##### Record set #####

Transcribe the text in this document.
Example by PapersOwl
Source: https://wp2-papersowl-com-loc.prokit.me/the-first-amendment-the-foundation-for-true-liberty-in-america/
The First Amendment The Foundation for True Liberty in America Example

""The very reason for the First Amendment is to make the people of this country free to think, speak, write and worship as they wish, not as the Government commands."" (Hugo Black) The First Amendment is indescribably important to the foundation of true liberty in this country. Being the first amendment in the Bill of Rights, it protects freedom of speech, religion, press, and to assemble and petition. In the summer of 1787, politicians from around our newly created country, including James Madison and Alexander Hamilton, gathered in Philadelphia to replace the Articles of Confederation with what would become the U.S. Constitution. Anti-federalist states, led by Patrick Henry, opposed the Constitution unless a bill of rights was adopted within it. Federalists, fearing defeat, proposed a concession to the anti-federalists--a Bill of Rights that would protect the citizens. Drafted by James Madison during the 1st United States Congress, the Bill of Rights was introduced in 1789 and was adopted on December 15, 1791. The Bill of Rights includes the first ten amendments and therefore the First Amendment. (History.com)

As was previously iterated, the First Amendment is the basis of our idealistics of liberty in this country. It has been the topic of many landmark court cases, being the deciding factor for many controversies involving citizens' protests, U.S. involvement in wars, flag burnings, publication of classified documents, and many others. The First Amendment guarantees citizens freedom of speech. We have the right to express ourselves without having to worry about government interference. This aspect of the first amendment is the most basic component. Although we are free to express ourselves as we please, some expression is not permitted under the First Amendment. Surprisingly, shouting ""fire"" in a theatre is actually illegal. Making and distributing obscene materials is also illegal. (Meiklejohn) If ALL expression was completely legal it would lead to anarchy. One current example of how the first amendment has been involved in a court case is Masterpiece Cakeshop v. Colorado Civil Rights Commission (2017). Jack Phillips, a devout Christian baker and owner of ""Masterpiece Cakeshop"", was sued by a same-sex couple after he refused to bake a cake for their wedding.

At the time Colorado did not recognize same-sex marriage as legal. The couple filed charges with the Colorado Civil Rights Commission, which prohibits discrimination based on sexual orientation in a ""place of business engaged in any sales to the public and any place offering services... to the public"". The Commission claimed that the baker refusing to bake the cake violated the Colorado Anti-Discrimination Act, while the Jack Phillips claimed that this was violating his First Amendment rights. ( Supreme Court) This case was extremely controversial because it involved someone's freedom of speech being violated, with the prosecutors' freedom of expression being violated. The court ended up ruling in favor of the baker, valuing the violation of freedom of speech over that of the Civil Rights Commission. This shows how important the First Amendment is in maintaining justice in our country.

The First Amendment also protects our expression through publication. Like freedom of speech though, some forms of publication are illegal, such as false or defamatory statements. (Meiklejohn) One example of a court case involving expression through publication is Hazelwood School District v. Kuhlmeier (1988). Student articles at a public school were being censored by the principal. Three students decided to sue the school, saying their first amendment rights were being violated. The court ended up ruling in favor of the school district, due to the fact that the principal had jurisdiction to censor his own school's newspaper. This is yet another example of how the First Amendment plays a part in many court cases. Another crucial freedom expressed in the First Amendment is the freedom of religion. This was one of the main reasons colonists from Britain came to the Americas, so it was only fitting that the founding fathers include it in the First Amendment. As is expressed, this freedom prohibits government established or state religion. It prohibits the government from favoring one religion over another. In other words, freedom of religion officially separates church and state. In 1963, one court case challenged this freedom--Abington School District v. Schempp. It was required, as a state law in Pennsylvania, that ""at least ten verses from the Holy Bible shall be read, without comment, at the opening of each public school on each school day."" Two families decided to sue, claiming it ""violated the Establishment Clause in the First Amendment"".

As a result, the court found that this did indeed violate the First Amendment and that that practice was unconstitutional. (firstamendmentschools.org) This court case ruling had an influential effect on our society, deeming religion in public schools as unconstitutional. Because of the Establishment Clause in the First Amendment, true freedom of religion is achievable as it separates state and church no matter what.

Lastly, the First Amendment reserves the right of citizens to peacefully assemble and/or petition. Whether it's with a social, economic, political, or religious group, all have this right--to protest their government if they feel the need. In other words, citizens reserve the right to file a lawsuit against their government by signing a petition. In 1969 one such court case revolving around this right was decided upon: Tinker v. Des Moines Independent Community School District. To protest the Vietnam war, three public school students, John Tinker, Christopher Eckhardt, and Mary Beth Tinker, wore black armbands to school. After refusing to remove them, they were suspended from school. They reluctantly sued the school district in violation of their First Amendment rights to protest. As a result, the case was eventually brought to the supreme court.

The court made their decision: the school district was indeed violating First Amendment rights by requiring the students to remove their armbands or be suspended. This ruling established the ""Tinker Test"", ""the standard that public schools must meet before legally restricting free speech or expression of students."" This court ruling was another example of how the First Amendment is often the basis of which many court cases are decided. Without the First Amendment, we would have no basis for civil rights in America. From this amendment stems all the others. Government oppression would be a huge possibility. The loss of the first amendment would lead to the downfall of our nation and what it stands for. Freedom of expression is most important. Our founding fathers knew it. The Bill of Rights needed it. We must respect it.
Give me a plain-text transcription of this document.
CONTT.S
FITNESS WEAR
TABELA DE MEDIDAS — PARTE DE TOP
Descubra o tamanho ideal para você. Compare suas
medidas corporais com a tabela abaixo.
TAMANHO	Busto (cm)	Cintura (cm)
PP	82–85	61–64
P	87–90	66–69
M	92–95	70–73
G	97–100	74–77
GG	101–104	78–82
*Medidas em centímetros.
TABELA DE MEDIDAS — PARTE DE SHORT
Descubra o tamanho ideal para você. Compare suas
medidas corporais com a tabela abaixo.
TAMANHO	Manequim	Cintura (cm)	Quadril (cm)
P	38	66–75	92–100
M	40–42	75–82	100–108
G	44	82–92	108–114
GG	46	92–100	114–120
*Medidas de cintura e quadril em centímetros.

#####

Count every line above that holds the word "remove", and state the number and nothing more.

2